▶

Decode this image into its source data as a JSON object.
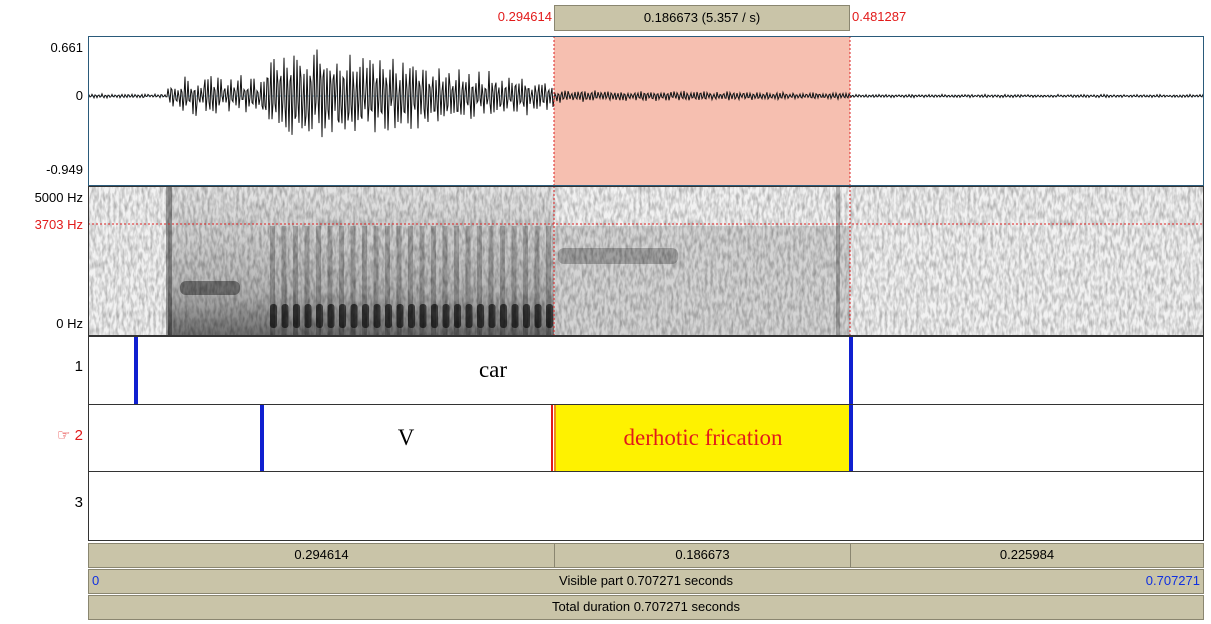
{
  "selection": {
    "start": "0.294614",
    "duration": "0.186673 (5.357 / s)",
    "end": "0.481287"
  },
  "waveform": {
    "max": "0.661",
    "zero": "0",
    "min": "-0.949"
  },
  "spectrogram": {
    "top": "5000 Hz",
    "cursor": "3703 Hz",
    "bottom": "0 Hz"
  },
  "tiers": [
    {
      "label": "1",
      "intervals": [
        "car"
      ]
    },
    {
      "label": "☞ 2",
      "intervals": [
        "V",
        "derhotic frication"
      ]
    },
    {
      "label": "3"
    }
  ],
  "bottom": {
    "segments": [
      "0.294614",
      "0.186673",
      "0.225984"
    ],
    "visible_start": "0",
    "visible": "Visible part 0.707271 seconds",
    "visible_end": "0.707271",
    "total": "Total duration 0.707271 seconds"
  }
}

◀
▶

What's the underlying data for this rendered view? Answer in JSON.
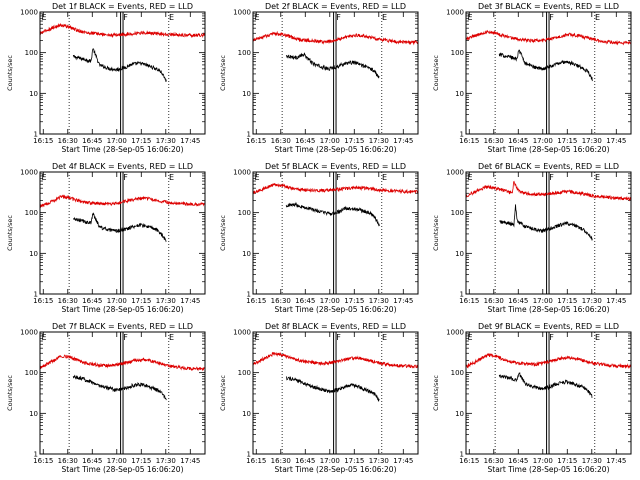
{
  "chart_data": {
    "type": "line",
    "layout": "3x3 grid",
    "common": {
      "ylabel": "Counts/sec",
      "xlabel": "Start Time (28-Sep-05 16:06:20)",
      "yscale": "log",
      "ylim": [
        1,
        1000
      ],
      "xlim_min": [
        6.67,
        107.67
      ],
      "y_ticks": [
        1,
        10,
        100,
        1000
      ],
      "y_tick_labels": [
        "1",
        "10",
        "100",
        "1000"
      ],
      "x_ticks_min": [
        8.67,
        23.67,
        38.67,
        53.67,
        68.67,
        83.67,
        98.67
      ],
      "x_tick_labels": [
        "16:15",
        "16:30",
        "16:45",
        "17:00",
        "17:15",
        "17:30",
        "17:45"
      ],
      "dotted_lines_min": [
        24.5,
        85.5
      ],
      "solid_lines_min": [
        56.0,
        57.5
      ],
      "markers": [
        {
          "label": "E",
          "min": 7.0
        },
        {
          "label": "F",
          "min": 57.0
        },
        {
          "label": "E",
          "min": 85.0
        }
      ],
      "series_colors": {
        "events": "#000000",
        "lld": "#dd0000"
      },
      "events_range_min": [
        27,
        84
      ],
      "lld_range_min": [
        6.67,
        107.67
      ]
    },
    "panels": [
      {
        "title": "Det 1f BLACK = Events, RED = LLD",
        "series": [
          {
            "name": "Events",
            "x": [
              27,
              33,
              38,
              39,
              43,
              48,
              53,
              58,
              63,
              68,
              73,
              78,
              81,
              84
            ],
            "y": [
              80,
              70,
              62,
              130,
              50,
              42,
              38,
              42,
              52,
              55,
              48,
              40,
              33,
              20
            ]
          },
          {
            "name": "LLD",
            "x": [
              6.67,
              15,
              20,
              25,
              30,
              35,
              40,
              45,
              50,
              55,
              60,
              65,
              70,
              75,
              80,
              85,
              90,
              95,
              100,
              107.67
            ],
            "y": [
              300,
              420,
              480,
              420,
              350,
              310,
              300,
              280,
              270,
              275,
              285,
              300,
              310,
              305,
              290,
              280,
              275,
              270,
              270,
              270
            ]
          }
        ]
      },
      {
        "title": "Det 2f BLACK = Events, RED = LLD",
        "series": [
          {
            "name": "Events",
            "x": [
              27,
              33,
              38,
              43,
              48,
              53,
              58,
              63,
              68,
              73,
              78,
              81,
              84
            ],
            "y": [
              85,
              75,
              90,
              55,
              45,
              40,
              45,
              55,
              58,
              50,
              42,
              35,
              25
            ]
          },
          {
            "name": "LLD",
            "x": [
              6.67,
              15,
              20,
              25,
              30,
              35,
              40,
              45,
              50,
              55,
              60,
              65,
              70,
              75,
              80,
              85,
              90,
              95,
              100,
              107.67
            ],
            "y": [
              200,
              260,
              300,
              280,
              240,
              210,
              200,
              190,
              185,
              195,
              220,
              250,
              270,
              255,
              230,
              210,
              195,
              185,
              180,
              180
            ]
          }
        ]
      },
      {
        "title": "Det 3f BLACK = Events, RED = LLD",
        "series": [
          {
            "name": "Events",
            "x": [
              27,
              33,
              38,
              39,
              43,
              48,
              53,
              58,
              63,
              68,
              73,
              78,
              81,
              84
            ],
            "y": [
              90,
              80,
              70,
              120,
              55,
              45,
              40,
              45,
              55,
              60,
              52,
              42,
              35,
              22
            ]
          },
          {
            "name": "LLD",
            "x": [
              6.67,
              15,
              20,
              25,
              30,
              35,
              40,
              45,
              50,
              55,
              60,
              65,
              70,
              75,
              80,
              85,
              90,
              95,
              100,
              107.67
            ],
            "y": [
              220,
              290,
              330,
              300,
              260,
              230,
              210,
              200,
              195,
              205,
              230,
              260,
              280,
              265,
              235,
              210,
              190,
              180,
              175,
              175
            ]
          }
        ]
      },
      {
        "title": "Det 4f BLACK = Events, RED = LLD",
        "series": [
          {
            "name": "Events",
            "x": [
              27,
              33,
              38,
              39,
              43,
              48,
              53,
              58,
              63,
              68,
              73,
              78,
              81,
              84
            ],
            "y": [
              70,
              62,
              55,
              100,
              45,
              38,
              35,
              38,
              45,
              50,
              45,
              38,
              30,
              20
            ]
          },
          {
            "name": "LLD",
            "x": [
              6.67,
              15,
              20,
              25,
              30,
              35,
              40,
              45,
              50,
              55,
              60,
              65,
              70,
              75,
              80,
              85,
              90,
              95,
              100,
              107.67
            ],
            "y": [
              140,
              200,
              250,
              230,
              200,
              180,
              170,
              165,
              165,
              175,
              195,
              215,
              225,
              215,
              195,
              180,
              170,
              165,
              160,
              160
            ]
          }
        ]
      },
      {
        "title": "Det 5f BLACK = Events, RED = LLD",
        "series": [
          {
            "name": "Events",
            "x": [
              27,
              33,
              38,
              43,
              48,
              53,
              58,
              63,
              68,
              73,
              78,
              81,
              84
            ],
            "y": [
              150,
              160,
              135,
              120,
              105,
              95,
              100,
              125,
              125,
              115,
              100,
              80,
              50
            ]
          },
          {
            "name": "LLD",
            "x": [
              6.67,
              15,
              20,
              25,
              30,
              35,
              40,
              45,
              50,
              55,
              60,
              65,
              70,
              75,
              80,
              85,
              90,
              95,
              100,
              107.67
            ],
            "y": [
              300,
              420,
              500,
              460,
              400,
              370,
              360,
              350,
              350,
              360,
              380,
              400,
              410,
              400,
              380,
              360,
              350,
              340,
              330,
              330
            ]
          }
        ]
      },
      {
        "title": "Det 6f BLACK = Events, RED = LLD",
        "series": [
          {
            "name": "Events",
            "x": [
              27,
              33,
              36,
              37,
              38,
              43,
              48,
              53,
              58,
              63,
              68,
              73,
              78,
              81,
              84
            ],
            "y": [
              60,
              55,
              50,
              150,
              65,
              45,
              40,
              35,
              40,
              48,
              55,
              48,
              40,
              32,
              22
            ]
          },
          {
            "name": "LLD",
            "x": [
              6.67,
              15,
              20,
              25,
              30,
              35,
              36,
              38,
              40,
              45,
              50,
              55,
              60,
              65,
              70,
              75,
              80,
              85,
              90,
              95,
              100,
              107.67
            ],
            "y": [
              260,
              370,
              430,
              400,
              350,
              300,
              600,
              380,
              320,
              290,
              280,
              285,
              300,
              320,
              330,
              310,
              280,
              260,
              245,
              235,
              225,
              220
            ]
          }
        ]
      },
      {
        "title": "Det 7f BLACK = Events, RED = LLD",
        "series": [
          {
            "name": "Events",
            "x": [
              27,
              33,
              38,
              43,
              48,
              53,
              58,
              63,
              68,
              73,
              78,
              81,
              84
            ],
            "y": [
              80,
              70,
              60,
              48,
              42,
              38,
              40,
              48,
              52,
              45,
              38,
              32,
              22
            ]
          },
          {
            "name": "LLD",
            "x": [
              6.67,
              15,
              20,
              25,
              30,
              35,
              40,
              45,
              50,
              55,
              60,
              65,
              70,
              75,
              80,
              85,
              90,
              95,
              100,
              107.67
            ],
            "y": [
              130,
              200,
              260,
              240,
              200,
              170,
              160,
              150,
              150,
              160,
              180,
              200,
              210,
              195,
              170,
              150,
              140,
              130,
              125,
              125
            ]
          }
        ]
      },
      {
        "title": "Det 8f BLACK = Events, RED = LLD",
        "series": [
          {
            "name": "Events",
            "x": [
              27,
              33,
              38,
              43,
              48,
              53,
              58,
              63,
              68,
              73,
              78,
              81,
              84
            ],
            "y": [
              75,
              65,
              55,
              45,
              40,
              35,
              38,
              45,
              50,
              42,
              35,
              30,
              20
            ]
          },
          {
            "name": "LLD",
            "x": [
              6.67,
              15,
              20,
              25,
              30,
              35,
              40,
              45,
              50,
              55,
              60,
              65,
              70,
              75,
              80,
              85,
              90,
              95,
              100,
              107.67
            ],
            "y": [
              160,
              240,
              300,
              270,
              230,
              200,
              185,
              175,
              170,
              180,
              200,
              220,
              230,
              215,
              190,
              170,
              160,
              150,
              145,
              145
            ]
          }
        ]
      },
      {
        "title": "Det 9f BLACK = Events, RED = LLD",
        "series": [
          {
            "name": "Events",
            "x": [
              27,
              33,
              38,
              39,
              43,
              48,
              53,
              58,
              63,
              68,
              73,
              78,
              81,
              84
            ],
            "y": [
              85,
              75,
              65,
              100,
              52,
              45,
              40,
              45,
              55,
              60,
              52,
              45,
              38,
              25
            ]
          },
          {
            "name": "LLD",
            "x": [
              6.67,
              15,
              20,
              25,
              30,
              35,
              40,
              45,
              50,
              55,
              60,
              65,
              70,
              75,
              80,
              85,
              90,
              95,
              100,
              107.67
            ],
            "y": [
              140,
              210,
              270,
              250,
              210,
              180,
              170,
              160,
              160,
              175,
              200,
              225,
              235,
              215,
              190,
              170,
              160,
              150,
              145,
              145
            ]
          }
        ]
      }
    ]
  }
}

◀
▶

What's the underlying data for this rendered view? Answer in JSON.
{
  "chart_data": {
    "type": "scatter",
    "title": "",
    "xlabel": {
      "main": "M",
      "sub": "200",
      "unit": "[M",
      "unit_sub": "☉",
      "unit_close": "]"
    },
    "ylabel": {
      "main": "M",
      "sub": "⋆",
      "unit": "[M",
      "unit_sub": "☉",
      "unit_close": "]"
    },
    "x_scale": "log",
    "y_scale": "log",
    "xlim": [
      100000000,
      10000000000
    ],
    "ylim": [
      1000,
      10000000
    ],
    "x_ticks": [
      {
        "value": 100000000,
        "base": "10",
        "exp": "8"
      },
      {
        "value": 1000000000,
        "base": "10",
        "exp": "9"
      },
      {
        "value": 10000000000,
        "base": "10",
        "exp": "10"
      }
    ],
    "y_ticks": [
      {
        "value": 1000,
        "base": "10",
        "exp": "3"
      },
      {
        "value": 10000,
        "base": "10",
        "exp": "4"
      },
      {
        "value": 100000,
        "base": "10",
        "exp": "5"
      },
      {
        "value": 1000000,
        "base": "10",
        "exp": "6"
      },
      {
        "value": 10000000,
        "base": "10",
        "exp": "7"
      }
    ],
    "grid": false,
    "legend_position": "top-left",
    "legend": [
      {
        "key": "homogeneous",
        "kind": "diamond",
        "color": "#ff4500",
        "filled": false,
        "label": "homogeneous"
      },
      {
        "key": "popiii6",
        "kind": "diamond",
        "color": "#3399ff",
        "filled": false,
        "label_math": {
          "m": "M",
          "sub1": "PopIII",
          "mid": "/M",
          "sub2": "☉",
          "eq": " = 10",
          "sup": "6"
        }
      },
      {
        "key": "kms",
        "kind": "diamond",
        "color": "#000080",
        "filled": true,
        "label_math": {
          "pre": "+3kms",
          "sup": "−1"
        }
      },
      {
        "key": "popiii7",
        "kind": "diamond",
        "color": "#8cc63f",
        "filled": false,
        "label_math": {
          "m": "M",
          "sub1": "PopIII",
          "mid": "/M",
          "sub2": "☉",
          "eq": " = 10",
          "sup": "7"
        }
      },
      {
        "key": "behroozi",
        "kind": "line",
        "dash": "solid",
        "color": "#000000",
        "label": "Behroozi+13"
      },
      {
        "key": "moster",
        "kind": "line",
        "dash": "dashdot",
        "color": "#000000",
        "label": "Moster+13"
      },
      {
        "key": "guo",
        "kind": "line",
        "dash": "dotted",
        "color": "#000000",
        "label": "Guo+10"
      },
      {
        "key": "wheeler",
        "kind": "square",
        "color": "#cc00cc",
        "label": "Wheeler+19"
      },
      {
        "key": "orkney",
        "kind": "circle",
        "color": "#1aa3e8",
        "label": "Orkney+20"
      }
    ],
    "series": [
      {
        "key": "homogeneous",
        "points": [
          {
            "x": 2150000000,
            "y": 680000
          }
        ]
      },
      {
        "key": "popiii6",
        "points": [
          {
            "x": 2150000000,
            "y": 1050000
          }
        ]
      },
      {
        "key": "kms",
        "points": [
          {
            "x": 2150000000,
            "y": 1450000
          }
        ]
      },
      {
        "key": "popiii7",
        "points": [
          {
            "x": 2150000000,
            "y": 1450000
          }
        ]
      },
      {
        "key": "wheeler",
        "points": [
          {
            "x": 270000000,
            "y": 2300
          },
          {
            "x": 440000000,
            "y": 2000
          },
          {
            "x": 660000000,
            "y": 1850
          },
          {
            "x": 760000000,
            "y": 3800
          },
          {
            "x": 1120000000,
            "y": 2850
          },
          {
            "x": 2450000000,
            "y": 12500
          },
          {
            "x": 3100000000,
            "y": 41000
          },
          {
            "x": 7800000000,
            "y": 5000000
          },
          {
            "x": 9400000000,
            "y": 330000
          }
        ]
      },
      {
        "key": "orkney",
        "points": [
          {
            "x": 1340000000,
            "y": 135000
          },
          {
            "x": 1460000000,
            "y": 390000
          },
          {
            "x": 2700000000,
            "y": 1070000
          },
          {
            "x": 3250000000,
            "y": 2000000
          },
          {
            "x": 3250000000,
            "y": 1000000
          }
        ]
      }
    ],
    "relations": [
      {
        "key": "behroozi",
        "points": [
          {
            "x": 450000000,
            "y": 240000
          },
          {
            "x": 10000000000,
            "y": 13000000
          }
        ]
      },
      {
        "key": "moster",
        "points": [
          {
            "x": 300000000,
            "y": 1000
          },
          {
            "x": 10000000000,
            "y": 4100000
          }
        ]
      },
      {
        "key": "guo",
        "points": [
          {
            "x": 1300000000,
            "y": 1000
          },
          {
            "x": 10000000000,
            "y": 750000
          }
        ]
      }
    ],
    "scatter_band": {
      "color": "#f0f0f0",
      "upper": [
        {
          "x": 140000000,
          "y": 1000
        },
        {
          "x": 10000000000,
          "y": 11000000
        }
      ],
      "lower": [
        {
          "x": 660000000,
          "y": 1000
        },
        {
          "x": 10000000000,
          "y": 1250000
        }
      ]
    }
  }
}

◀

**EXERCISE BRIEF:**
Copy each line of the records containing the string "dash".

**WRITTEN ANSWER:**
        "dash": "solid",
        "dash": "dashdot",
        "dash": "dotted",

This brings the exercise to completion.